— Data supplied —
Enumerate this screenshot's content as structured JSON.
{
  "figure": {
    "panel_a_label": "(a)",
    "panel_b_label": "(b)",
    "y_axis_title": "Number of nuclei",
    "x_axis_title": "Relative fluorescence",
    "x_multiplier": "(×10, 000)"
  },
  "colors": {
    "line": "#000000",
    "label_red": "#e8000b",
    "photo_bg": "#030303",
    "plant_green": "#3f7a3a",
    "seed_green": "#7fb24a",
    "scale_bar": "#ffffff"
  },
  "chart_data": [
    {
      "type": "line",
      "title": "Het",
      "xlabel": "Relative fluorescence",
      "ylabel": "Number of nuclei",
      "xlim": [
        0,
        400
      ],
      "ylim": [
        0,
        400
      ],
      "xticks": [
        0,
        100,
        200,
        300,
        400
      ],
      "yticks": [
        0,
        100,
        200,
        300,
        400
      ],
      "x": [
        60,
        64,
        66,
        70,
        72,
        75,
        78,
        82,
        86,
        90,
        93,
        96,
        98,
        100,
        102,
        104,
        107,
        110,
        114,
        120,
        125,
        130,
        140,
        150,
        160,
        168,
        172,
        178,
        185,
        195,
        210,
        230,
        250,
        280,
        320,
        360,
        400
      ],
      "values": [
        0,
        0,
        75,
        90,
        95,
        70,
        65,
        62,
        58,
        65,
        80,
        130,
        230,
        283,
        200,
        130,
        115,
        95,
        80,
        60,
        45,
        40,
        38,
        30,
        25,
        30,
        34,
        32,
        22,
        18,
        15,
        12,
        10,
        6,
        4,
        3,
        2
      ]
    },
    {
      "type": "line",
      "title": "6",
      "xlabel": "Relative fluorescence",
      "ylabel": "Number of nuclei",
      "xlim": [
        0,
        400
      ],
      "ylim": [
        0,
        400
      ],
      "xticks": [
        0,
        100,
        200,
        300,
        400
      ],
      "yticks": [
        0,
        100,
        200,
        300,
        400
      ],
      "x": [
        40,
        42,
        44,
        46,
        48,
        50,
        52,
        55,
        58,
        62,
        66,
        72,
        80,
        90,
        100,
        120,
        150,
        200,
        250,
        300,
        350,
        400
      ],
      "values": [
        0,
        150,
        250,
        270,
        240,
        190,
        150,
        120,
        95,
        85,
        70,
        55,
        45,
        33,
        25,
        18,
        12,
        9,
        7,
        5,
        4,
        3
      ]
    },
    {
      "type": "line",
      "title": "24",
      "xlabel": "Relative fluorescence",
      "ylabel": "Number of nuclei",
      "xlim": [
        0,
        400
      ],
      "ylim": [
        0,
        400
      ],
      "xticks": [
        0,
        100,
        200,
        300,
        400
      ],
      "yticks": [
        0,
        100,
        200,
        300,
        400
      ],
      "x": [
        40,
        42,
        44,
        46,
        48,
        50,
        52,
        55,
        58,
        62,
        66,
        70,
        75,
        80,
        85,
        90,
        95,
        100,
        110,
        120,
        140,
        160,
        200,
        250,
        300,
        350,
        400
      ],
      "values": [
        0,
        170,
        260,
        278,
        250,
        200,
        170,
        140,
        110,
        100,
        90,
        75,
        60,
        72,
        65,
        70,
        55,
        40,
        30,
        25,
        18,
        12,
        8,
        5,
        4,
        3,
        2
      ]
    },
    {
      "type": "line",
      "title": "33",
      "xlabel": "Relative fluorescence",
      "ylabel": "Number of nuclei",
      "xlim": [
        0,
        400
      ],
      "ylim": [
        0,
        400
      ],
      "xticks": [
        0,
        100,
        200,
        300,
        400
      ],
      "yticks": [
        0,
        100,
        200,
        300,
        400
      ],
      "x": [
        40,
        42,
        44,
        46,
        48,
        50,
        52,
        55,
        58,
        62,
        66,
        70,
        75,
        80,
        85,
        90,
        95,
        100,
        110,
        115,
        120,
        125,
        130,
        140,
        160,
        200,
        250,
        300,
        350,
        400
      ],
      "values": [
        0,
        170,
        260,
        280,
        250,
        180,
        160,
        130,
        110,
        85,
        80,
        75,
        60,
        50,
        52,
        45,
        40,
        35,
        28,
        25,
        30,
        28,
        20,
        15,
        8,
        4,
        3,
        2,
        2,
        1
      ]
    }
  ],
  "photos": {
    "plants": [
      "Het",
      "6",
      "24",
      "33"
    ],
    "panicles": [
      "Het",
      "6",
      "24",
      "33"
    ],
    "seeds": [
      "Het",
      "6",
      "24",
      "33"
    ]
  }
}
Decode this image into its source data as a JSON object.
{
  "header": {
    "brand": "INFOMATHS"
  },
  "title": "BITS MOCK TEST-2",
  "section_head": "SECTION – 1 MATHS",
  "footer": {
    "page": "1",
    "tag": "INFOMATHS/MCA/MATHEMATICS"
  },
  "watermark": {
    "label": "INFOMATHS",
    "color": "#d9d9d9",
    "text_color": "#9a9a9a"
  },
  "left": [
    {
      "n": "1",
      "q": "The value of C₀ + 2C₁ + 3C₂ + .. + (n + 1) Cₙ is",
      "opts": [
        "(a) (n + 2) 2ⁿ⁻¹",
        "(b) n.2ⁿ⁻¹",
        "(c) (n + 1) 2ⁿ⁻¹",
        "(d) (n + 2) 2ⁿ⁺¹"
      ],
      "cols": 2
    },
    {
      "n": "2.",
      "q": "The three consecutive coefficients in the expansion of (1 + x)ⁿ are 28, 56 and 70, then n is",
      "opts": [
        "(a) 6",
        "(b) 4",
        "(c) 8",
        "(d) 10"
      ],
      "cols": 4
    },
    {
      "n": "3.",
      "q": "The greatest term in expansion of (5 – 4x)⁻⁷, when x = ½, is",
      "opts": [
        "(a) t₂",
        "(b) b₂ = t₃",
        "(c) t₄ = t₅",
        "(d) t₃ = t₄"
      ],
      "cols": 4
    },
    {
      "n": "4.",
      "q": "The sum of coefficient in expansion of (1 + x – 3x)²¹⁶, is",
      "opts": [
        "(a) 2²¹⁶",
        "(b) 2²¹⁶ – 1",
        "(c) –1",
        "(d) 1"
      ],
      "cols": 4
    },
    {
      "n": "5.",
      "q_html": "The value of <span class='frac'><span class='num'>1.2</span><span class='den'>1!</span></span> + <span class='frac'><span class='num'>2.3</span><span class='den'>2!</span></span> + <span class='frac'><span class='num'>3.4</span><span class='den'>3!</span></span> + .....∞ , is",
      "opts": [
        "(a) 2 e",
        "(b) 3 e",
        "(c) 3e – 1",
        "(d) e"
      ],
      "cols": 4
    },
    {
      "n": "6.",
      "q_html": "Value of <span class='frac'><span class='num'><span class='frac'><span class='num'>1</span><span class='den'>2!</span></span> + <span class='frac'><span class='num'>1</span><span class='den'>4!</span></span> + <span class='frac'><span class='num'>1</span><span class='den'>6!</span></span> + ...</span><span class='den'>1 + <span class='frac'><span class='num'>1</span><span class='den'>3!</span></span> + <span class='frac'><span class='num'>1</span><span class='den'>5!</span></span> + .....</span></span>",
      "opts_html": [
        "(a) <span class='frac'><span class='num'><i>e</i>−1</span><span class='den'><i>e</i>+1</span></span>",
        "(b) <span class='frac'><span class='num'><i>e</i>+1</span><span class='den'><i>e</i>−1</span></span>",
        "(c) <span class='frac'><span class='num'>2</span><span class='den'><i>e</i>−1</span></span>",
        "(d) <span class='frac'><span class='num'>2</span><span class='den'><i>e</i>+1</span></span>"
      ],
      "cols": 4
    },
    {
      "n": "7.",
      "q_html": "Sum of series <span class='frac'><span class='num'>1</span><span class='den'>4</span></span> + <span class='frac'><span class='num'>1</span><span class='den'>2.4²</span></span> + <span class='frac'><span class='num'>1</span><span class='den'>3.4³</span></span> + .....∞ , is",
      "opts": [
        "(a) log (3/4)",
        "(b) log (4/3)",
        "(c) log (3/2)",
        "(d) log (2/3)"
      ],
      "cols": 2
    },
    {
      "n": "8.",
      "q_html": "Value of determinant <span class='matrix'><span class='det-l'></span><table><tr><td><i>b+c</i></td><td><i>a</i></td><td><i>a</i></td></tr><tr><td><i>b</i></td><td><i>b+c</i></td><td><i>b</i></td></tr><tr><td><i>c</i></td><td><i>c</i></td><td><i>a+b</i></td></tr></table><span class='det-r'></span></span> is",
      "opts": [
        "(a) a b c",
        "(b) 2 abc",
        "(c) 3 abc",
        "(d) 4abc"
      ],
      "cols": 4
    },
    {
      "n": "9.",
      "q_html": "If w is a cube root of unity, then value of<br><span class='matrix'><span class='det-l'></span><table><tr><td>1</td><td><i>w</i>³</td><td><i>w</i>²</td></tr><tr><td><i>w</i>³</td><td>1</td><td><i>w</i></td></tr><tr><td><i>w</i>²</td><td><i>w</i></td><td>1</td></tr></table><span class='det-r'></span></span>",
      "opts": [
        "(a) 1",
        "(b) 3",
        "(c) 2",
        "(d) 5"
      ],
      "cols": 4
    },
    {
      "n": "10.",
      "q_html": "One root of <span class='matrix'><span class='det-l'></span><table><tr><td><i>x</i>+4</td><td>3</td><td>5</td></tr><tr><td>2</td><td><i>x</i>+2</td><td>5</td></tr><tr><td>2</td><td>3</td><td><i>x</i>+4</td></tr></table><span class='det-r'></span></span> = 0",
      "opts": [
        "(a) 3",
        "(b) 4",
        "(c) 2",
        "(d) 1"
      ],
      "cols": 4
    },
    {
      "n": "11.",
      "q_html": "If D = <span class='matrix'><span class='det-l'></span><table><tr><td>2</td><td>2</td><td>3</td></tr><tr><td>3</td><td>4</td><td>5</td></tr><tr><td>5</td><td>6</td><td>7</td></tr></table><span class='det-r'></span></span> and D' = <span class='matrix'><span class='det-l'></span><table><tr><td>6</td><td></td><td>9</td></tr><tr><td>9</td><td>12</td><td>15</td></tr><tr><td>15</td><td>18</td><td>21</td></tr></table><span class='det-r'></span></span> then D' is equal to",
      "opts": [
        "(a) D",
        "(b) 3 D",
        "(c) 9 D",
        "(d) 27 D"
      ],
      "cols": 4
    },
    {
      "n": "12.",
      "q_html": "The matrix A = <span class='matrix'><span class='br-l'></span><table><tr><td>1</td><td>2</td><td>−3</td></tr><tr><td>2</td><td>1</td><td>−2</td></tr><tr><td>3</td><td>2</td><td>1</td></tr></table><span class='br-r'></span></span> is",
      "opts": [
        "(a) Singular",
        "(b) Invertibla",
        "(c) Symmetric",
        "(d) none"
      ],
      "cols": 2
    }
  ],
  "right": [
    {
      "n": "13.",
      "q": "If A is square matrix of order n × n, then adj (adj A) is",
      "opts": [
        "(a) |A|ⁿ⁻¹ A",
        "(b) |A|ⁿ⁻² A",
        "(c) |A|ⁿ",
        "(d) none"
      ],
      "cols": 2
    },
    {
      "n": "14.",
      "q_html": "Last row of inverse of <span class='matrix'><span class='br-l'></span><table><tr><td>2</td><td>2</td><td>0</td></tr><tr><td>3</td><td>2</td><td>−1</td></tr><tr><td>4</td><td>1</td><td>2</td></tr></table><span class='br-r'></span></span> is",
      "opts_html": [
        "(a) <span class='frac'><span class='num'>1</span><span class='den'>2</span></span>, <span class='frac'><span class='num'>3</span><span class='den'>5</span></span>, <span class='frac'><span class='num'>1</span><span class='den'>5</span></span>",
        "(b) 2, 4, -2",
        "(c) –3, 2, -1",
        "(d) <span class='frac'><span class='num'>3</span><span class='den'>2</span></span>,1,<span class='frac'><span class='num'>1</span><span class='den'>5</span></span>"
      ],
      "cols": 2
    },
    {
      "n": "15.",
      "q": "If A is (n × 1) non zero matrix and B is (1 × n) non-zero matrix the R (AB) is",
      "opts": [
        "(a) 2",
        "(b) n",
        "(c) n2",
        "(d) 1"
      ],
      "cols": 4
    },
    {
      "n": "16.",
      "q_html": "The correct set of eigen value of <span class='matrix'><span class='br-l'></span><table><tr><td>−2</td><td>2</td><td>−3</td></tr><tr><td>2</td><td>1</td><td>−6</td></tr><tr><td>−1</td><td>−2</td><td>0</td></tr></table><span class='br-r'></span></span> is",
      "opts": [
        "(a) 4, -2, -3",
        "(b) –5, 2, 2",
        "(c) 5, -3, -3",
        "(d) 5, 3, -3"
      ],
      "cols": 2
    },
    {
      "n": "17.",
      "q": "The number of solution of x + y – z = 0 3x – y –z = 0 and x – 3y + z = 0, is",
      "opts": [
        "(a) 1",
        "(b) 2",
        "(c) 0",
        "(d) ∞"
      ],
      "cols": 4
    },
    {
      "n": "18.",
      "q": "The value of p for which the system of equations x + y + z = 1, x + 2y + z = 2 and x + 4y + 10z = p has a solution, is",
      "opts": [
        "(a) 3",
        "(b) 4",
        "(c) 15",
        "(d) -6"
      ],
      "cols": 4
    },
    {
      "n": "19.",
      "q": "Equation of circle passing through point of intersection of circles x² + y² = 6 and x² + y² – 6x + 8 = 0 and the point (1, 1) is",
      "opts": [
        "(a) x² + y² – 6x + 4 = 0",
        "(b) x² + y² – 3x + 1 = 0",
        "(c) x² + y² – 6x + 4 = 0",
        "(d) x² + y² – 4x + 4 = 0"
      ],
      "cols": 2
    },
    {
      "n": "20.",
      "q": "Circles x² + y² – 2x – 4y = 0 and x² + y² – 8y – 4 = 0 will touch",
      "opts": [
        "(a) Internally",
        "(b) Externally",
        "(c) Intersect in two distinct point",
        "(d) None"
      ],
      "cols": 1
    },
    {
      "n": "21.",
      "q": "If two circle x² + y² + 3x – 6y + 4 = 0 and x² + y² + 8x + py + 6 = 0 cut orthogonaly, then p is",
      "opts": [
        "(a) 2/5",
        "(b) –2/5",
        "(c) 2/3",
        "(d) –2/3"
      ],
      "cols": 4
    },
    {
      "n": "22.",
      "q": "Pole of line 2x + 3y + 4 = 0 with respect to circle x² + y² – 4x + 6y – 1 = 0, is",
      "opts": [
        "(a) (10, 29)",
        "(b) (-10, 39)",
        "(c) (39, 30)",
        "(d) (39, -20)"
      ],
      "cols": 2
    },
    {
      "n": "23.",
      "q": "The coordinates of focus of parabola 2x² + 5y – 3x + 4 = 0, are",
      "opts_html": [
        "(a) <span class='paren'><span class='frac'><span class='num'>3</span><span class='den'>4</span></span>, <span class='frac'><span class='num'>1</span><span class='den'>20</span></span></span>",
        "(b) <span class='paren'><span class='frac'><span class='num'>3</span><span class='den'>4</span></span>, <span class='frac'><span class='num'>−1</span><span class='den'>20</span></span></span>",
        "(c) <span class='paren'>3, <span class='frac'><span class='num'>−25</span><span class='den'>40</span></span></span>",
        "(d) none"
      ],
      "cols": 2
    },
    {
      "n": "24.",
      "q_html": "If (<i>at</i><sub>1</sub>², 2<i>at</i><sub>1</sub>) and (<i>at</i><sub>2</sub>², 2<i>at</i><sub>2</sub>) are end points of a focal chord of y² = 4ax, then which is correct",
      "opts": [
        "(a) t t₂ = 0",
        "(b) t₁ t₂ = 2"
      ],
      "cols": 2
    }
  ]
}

— Exercise instructions —
Search the data above for the word "this", then gather each line in which it appears.

— Correct output —
Enumerate this screenshot's content as structured JSON.
Decode this image into its source data as a JSON object.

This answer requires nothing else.